WHAT YOU NEED TO DO:
Report back each line of the records that contains the string "document".
-- start of LISTED ENTRIES --
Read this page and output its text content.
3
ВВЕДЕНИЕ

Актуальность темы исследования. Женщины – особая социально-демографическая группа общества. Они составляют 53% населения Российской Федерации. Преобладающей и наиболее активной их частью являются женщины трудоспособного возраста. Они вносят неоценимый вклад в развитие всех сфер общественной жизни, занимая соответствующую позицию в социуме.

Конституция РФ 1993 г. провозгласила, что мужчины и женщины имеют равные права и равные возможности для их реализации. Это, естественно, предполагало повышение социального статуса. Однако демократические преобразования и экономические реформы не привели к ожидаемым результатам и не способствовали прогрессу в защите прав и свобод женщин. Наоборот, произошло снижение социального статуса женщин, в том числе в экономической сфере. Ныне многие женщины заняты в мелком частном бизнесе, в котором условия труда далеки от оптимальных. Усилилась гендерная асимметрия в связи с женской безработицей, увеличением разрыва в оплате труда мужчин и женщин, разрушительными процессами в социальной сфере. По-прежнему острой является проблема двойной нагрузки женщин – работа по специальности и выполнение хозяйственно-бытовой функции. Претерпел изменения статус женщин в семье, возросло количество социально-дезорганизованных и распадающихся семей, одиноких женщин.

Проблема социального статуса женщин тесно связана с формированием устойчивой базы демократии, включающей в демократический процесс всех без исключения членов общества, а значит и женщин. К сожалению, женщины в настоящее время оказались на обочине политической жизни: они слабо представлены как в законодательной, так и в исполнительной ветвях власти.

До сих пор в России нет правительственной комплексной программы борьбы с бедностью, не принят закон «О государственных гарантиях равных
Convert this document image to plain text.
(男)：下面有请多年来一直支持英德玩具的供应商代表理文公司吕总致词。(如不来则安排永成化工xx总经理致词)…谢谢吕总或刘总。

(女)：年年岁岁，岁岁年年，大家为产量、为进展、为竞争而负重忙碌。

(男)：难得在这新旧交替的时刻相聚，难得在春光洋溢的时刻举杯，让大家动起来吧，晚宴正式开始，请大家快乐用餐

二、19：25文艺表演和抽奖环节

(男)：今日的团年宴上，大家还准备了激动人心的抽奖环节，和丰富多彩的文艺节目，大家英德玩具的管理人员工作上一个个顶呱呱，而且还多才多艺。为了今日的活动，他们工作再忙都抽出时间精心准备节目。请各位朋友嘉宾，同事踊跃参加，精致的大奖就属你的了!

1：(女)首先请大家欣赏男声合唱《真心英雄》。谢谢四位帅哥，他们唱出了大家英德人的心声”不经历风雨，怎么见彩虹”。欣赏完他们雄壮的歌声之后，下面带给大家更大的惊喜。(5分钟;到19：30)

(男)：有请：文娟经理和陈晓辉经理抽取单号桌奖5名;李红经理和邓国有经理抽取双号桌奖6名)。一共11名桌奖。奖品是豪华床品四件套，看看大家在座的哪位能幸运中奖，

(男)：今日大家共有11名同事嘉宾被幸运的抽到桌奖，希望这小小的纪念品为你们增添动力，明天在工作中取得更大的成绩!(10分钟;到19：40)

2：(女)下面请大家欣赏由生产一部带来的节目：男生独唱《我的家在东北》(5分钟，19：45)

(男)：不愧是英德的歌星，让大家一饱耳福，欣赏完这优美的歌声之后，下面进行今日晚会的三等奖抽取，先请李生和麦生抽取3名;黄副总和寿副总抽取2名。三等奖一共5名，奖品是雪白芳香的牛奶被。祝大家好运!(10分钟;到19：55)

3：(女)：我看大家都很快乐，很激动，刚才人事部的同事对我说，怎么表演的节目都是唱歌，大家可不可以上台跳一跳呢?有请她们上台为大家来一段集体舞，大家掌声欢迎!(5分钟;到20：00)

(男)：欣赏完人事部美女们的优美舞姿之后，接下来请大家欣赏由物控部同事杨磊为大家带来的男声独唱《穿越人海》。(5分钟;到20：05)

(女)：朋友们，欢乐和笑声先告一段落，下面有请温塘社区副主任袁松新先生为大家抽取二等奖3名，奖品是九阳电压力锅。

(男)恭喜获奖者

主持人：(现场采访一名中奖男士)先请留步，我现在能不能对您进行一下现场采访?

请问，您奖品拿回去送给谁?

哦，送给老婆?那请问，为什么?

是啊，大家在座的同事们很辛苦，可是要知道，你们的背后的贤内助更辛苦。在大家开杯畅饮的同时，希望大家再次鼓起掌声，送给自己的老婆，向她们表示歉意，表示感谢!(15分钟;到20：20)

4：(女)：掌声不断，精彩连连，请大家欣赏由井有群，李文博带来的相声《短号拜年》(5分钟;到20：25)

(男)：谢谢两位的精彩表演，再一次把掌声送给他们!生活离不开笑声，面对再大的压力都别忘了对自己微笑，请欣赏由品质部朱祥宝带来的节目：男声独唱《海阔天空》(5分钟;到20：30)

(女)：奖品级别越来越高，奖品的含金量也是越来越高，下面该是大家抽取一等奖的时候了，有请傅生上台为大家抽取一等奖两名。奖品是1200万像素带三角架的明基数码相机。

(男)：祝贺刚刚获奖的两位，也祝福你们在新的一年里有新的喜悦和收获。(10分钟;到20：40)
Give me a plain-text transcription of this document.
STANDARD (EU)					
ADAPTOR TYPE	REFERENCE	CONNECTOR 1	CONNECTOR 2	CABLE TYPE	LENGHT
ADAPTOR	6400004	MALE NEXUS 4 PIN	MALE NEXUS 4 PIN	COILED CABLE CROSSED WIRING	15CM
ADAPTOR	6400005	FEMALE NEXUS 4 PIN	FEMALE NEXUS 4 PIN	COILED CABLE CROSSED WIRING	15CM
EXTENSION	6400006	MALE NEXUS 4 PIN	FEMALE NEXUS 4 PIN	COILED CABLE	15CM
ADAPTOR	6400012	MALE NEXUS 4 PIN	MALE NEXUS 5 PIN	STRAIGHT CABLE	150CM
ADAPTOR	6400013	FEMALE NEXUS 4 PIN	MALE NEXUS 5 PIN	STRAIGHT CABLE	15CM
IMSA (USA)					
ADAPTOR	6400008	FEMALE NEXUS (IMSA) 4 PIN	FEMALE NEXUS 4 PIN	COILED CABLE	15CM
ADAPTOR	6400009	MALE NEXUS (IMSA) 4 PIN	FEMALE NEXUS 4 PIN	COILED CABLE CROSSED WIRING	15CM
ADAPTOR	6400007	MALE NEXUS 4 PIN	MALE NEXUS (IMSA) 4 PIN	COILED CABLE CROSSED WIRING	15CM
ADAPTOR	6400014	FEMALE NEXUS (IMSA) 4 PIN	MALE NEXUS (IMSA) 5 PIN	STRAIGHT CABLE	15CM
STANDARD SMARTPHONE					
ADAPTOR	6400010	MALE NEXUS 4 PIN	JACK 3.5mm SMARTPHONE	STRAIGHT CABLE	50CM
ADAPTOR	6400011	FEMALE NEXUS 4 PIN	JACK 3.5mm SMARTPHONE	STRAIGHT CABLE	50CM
-- end of LISTED ENTRIES --
RESPONSE:
Convert this document image to plain text.
Give me a plain-text transcription of this document.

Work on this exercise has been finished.